** Opening INPUT MATERIAL block **

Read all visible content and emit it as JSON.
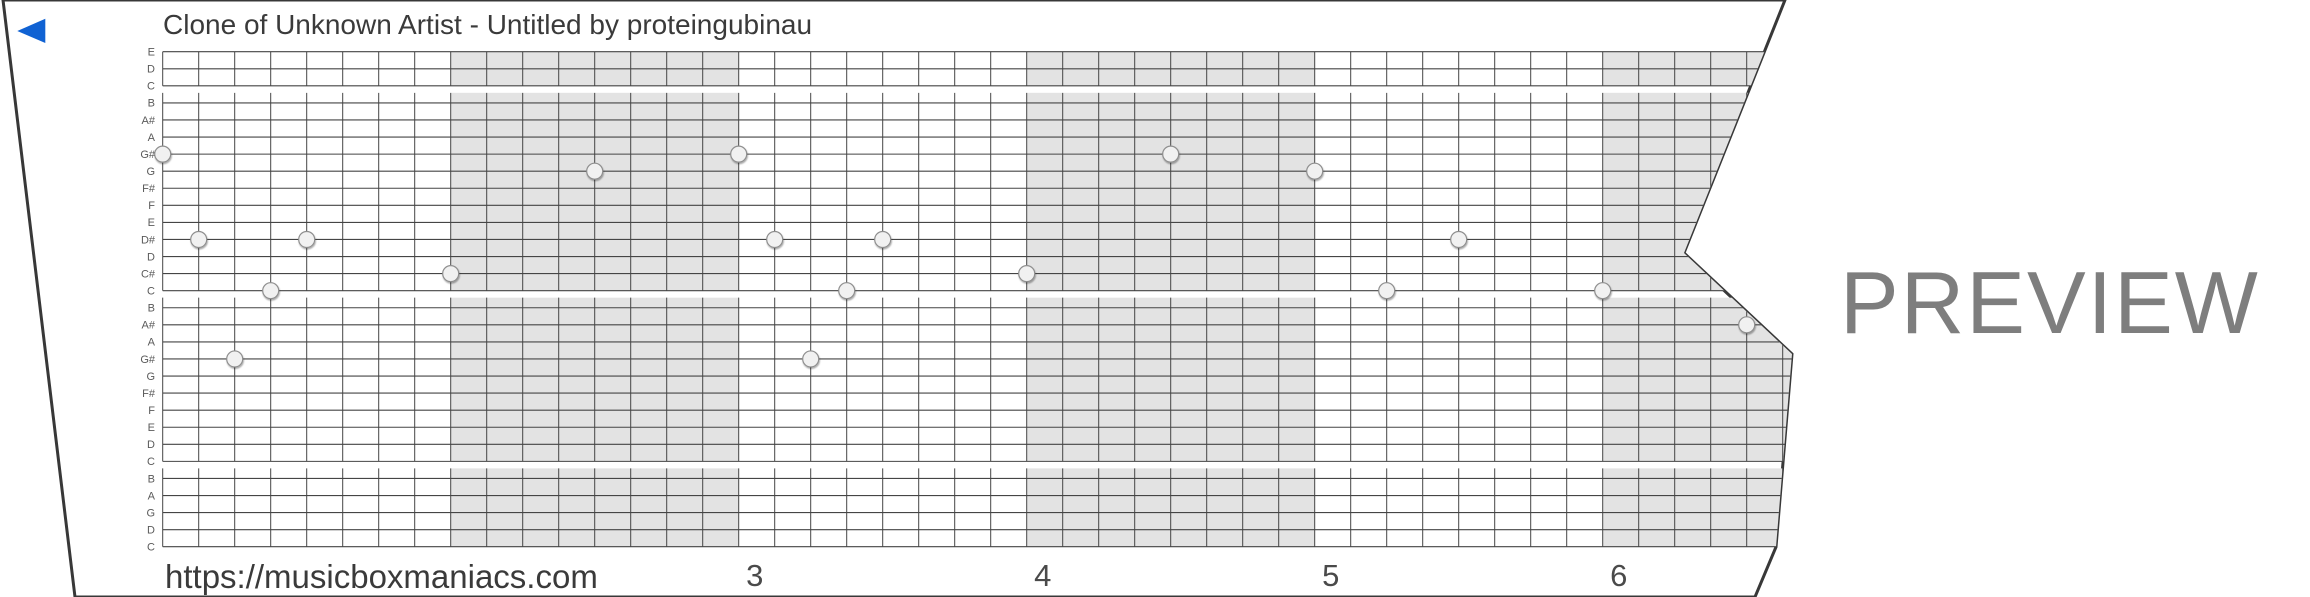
{
  "header": {
    "title": "Clone of Unknown Artist - Untitled by proteingubinau"
  },
  "watermark": "PREVIEW",
  "footer": {
    "url": "https://musicboxmaniacs.com",
    "measure_numbers": [
      {
        "label": "3",
        "col": 16
      },
      {
        "label": "4",
        "col": 24
      },
      {
        "label": "5",
        "col": 32
      },
      {
        "label": "6",
        "col": 40
      }
    ]
  },
  "play_icon": "left-triangle",
  "colors": {
    "accent_blue": "#1062d3",
    "strip_border": "#383838",
    "grid_line": "#454545",
    "shading": "#e3e3e3",
    "note_fill": "#f1f1f1",
    "note_stroke": "#8f8f8f",
    "label_text": "#5a5a5a",
    "number_text": "#4a4a4a",
    "title_text": "#3a3a3a",
    "watermark_text": "#7e7e7e"
  },
  "grid": {
    "row_labels": [
      "E",
      "D",
      "C",
      "B",
      "A#",
      "A",
      "G#",
      "G",
      "F#",
      "F",
      "E",
      "D#",
      "D",
      "C#",
      "C",
      "B",
      "A#",
      "A",
      "G#",
      "G",
      "F#",
      "F",
      "E",
      "D",
      "C",
      "B",
      "A",
      "G",
      "D",
      "C"
    ],
    "octave_break_after_rows": [
      2,
      14,
      24
    ],
    "shaded_measure_col_ranges": [
      [
        8,
        16
      ],
      [
        24,
        32
      ],
      [
        40,
        48
      ]
    ]
  },
  "notes": [
    {
      "col": 0,
      "row": 6,
      "pitch": "G#"
    },
    {
      "col": 1,
      "row": 11,
      "pitch": "D#"
    },
    {
      "col": 2,
      "row": 18,
      "pitch": "G#"
    },
    {
      "col": 3,
      "row": 14,
      "pitch": "C"
    },
    {
      "col": 4,
      "row": 11,
      "pitch": "D#"
    },
    {
      "col": 8,
      "row": 13,
      "pitch": "C#"
    },
    {
      "col": 12,
      "row": 7,
      "pitch": "G"
    },
    {
      "col": 16,
      "row": 6,
      "pitch": "G#"
    },
    {
      "col": 17,
      "row": 11,
      "pitch": "D#"
    },
    {
      "col": 18,
      "row": 18,
      "pitch": "G#"
    },
    {
      "col": 19,
      "row": 14,
      "pitch": "C"
    },
    {
      "col": 20,
      "row": 11,
      "pitch": "D#"
    },
    {
      "col": 24,
      "row": 13,
      "pitch": "C#"
    },
    {
      "col": 28,
      "row": 6,
      "pitch": "G#"
    },
    {
      "col": 32,
      "row": 7,
      "pitch": "G"
    },
    {
      "col": 34,
      "row": 14,
      "pitch": "C"
    },
    {
      "col": 36,
      "row": 11,
      "pitch": "D#"
    },
    {
      "col": 40,
      "row": 14,
      "pitch": "C"
    },
    {
      "col": 44,
      "row": 16,
      "pitch": "A#"
    }
  ]
}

** Closing INPUT MATERIAL block **

WORK TO BE COMPLETED>
Each line above should be written out again unchanged; no images are to be carried over.

OUTPUT OF THE TASK>
Read all visible content and emit it as JSON.
{
  "header": {
    "title": "Clone of Unknown Artist - Untitled by proteingubinau"
  },
  "watermark": "PREVIEW",
  "footer": {
    "url": "https://musicboxmaniacs.com",
    "measure_numbers": [
      {
        "label": "3",
        "col": 16
      },
      {
        "label": "4",
        "col": 24
      },
      {
        "label": "5",
        "col": 32
      },
      {
        "label": "6",
        "col": 40
      }
    ]
  },
  "play_icon": "left-triangle",
  "colors": {
    "accent_blue": "#1062d3",
    "strip_border": "#383838",
    "grid_line": "#454545",
    "shading": "#e3e3e3",
    "note_fill": "#f1f1f1",
    "note_stroke": "#8f8f8f",
    "label_text": "#5a5a5a",
    "number_text": "#4a4a4a",
    "title_text": "#3a3a3a",
    "watermark_text": "#7e7e7e"
  },
  "grid": {
    "row_labels": [
      "E",
      "D",
      "C",
      "B",
      "A#",
      "A",
      "G#",
      "G",
      "F#",
      "F",
      "E",
      "D#",
      "D",
      "C#",
      "C",
      "B",
      "A#",
      "A",
      "G#",
      "G",
      "F#",
      "F",
      "E",
      "D",
      "C",
      "B",
      "A",
      "G",
      "D",
      "C"
    ],
    "octave_break_after_rows": [
      2,
      14,
      24
    ],
    "shaded_measure_col_ranges": [
      [
        8,
        16
      ],
      [
        24,
        32
      ],
      [
        40,
        48
      ]
    ]
  },
  "notes": [
    {
      "col": 0,
      "row": 6,
      "pitch": "G#"
    },
    {
      "col": 1,
      "row": 11,
      "pitch": "D#"
    },
    {
      "col": 2,
      "row": 18,
      "pitch": "G#"
    },
    {
      "col": 3,
      "row": 14,
      "pitch": "C"
    },
    {
      "col": 4,
      "row": 11,
      "pitch": "D#"
    },
    {
      "col": 8,
      "row": 13,
      "pitch": "C#"
    },
    {
      "col": 12,
      "row": 7,
      "pitch": "G"
    },
    {
      "col": 16,
      "row": 6,
      "pitch": "G#"
    },
    {
      "col": 17,
      "row": 11,
      "pitch": "D#"
    },
    {
      "col": 18,
      "row": 18,
      "pitch": "G#"
    },
    {
      "col": 19,
      "row": 14,
      "pitch": "C"
    },
    {
      "col": 20,
      "row": 11,
      "pitch": "D#"
    },
    {
      "col": 24,
      "row": 13,
      "pitch": "C#"
    },
    {
      "col": 28,
      "row": 6,
      "pitch": "G#"
    },
    {
      "col": 32,
      "row": 7,
      "pitch": "G"
    },
    {
      "col": 34,
      "row": 14,
      "pitch": "C"
    },
    {
      "col": 36,
      "row": 11,
      "pitch": "D#"
    },
    {
      "col": 40,
      "row": 14,
      "pitch": "C"
    },
    {
      "col": 44,
      "row": 16,
      "pitch": "A#"
    }
  ]
}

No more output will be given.